→ Stated goal:
Copy every line in the records below that contains the word "with".

>>>>

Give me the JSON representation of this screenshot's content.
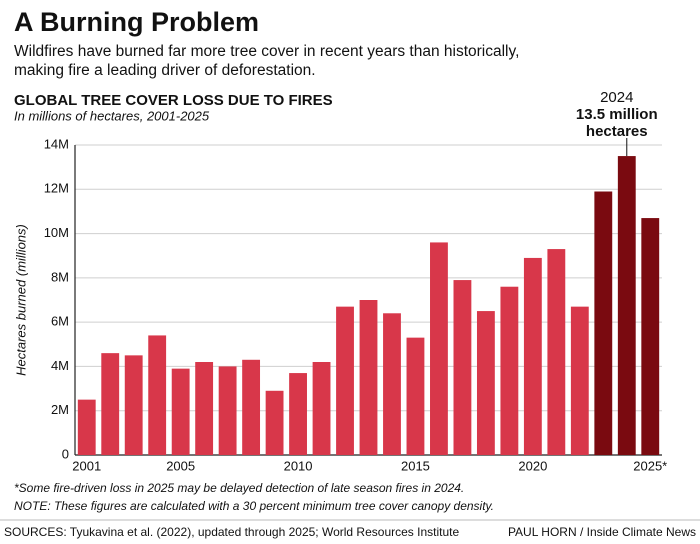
{
  "chart_data": {
    "type": "bar",
    "title": "A Burning Problem",
    "subtitle": [
      "Wildfires have burned far more tree cover in recent years than historically,",
      "making fire a leading driver of deforestation."
    ],
    "chart_title": "GLOBAL TREE COVER LOSS DUE TO FIRES",
    "chart_subtitle": "In millions of hectares, 2001-2025",
    "y_label": "Hectares burned (millions)",
    "categories": [
      "2001",
      null,
      null,
      null,
      "2005",
      null,
      null,
      null,
      null,
      "2010",
      null,
      null,
      null,
      null,
      "2015",
      null,
      null,
      null,
      null,
      "2020",
      null,
      null,
      null,
      null,
      "2025*"
    ],
    "values": [
      2.5,
      4.6,
      4.5,
      5.4,
      3.9,
      4.2,
      4.0,
      4.3,
      2.9,
      3.7,
      4.2,
      6.7,
      7.0,
      6.4,
      5.3,
      9.6,
      7.9,
      6.5,
      7.6,
      8.9,
      9.3,
      6.7,
      11.9,
      13.5,
      10.7
    ],
    "colors": [
      "#d8374a",
      "#d8374a",
      "#d8374a",
      "#d8374a",
      "#d8374a",
      "#d8374a",
      "#d8374a",
      "#d8374a",
      "#d8374a",
      "#d8374a",
      "#d8374a",
      "#d8374a",
      "#d8374a",
      "#d8374a",
      "#d8374a",
      "#d8374a",
      "#d8374a",
      "#d8374a",
      "#d8374a",
      "#d8374a",
      "#d8374a",
      "#d8374a",
      "#7a0a10",
      "#7a0a10",
      "#7a0a10"
    ],
    "ylim": [
      0,
      14
    ],
    "yticks": [
      0,
      {
        "value": 2,
        "label": "2M"
      },
      {
        "value": 4,
        "label": "4M"
      },
      {
        "value": 6,
        "label": "6M"
      },
      {
        "value": 8,
        "label": "8M"
      },
      {
        "value": 10,
        "label": "10M"
      },
      {
        "value": 12,
        "label": "12M"
      },
      {
        "value": 14,
        "label": "14M"
      }
    ],
    "grid": true,
    "annotation": {
      "year": "2024",
      "lines": [
        "13.5 million",
        "hectares"
      ],
      "index": 23
    },
    "notes": [
      "*Some fire-driven loss in 2025 may be delayed detection of late season fires in 2024.",
      "NOTE: These figures are calculated with a 30 percent minimum tree cover canopy density."
    ],
    "sources": "SOURCES: Tyukavina et al. (2022), updated through 2025; World Resources Institute",
    "credit": "PAUL HORN / Inside Climate News"
  }
}
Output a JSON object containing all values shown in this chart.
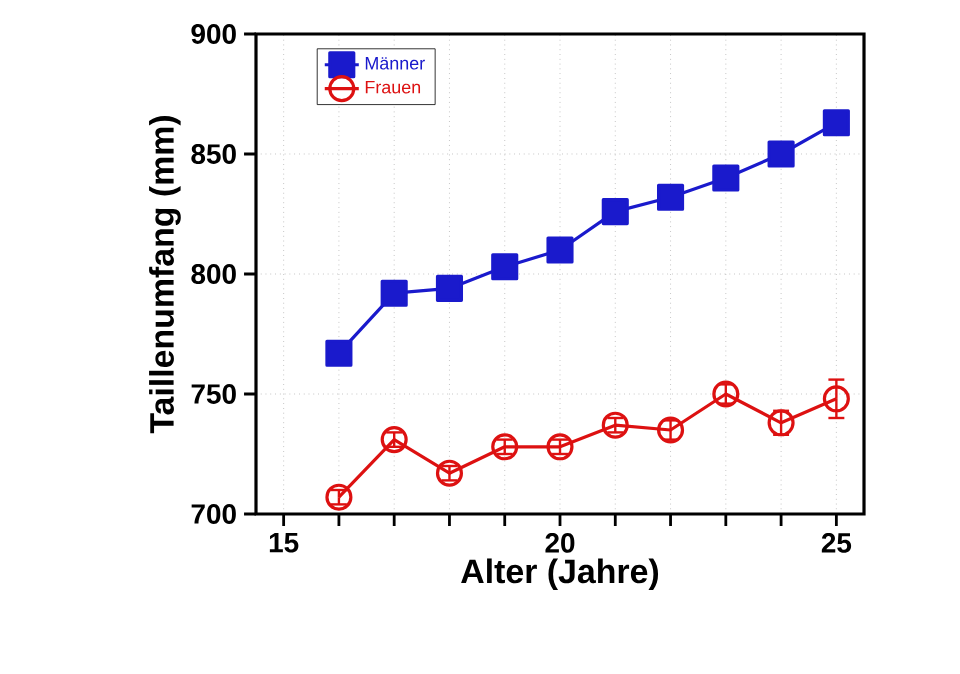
{
  "chart_data": {
    "type": "line",
    "xlabel": "Alter (Jahre)",
    "ylabel": "Taillenumfang (mm)",
    "x": [
      16,
      17,
      18,
      19,
      20,
      21,
      22,
      23,
      24,
      25
    ],
    "series": [
      {
        "name": "Männer",
        "color": "#1a1acc",
        "marker": "square",
        "values": [
          767,
          792,
          794,
          803,
          810,
          826,
          832,
          840,
          850,
          863
        ],
        "errors": [
          2,
          2,
          2,
          2,
          2,
          2,
          2,
          2,
          2,
          2
        ]
      },
      {
        "name": "Frauen",
        "color": "#dd1111",
        "marker": "circle",
        "values": [
          707,
          731,
          717,
          728,
          728,
          737,
          735,
          750,
          738,
          748
        ],
        "errors": [
          3,
          3,
          3,
          3,
          3,
          3,
          4,
          4,
          5,
          8
        ]
      }
    ],
    "xlim": [
      14.5,
      25.5
    ],
    "ylim": [
      700,
      900
    ],
    "xticks": [
      15,
      {
        "value": 16,
        "label": null
      },
      {
        "value": 17,
        "label": null
      },
      {
        "value": 18,
        "label": null
      },
      {
        "value": 19,
        "label": null
      },
      20,
      {
        "value": 21,
        "label": null
      },
      {
        "value": 22,
        "label": null
      },
      {
        "value": 23,
        "label": null
      },
      {
        "value": 24,
        "label": null
      },
      25
    ],
    "yticks": [
      700,
      750,
      800,
      850,
      900
    ],
    "grid": true,
    "legend": "top left",
    "line_style": "solid"
  }
}
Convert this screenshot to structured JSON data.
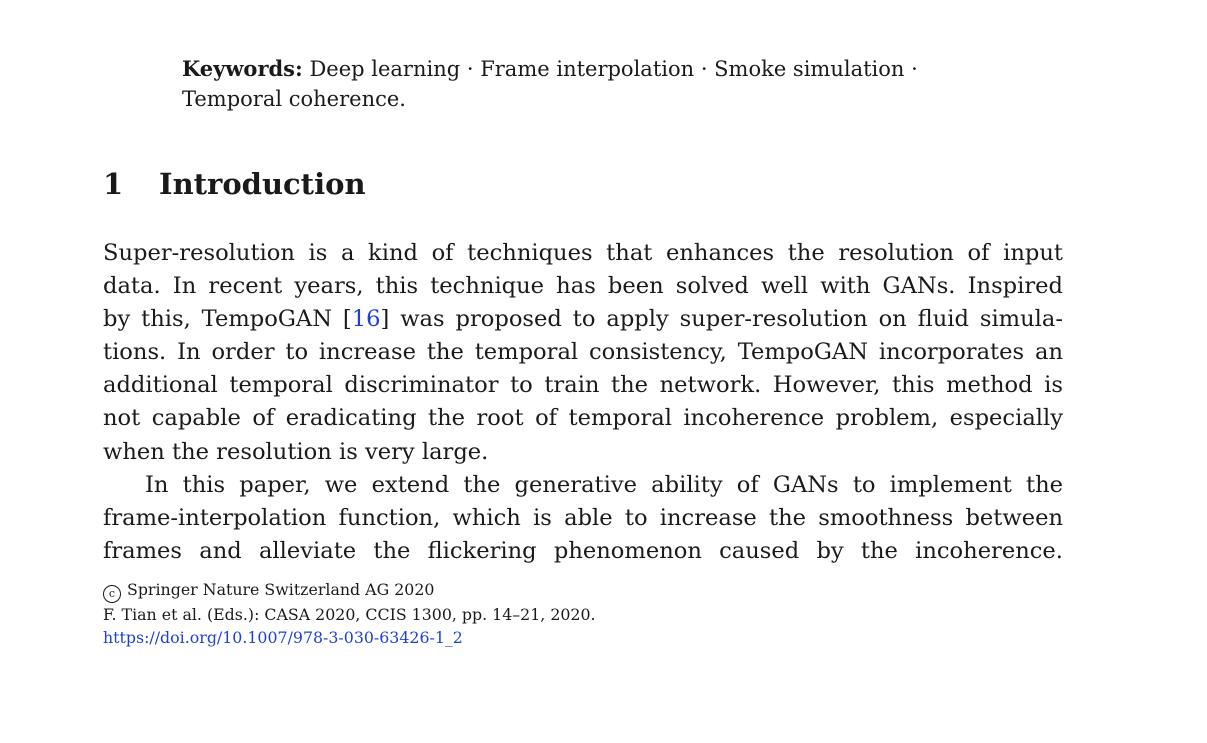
{
  "keywords": {
    "label": "Keywords:",
    "line1": "Deep learning · Frame interpolation · Smoke simulation ·",
    "line2": "Temporal coherence."
  },
  "section": {
    "number": "1",
    "title": "Introduction"
  },
  "paragraph1": {
    "line1": "Super-resolution is a kind of techniques that enhances the resolution of input",
    "line2": "data. In recent years, this technique has been solved well with GANs. Inspired",
    "line3_pre": "by this, TempoGAN [",
    "line3_cite": "16",
    "line3_post": "] was proposed to apply super-resolution on fluid simula-",
    "line4": "tions. In order to increase the temporal consistency, TempoGAN incorporates an",
    "line5": "additional temporal discriminator to train the network. However, this method is",
    "line6": "not capable of eradicating the root of temporal incoherence problem, especially",
    "line7": "when the resolution is very large."
  },
  "paragraph2": {
    "line1": "In this paper, we extend the generative ability of GANs to implement the",
    "line2": "frame-interpolation function, which is able to increase the smoothness between",
    "line3": "frames and alleviate the flickering phenomenon caused by the incoherence."
  },
  "footer": {
    "copyright_symbol": "c",
    "copyright": "Springer Nature Switzerland AG 2020",
    "citation": "F. Tian et al. (Eds.): CASA 2020, CCIS 1300, pp. 14–21, 2020.",
    "doi": "https://doi.org/10.1007/978-3-030-63426-1_2"
  },
  "colors": {
    "link": "#1f3fd6",
    "text": "#1a1a1a"
  }
}
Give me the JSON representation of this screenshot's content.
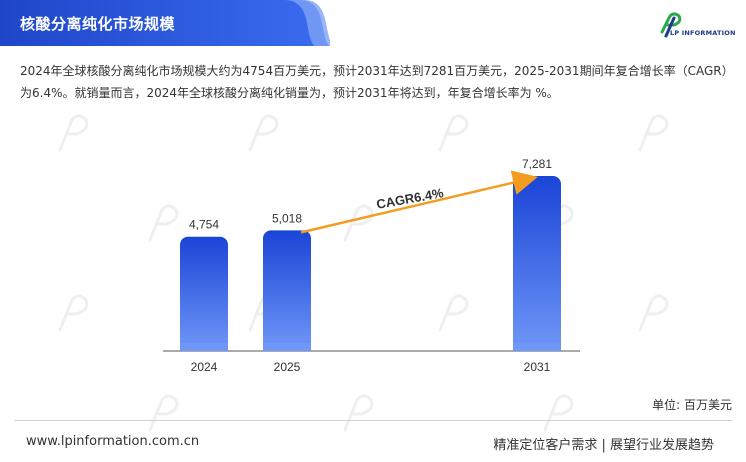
{
  "header": {
    "title": "核酸分离纯化市场规模",
    "logo_text": "LP INFORMATION"
  },
  "description": "2024年全球核酸分离纯化市场规模大约为4754百万美元，预计2031年达到7281百万美元，2025-2031期间年复合增长率（CAGR）为6.4%。就销量而言，2024年全球核酸分离纯化销量为，预计2031年将达到，年复合增长率为 %。",
  "chart_data": {
    "type": "bar",
    "categories": [
      "2024",
      "2025",
      "2031"
    ],
    "values": [
      4754,
      5018,
      7281
    ],
    "value_labels": [
      "4,754",
      "5,018",
      "7,281"
    ],
    "annotation": "CAGR6.4%",
    "ylim": [
      0,
      8000
    ],
    "colors": {
      "bar_top": "#1a44d6",
      "bar_bottom": "#6f97f7",
      "arrow": "#f39c1f"
    }
  },
  "unit_label": "单位: 百万美元",
  "footer": {
    "website": "www.lpinformation.com.cn",
    "slogan": "精准定位客户需求 | 展望行业发展趋势"
  },
  "colors": {
    "title_band": "#2a54d8",
    "accent": "#1b3a8a"
  }
}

<<<<

→ Full output:
      "NOTE: These figures are calculated with a 30 percent minimum tree cover canopy density."
    "line2": "data. In recent years, this technique has been solved well with GANs. Inspired",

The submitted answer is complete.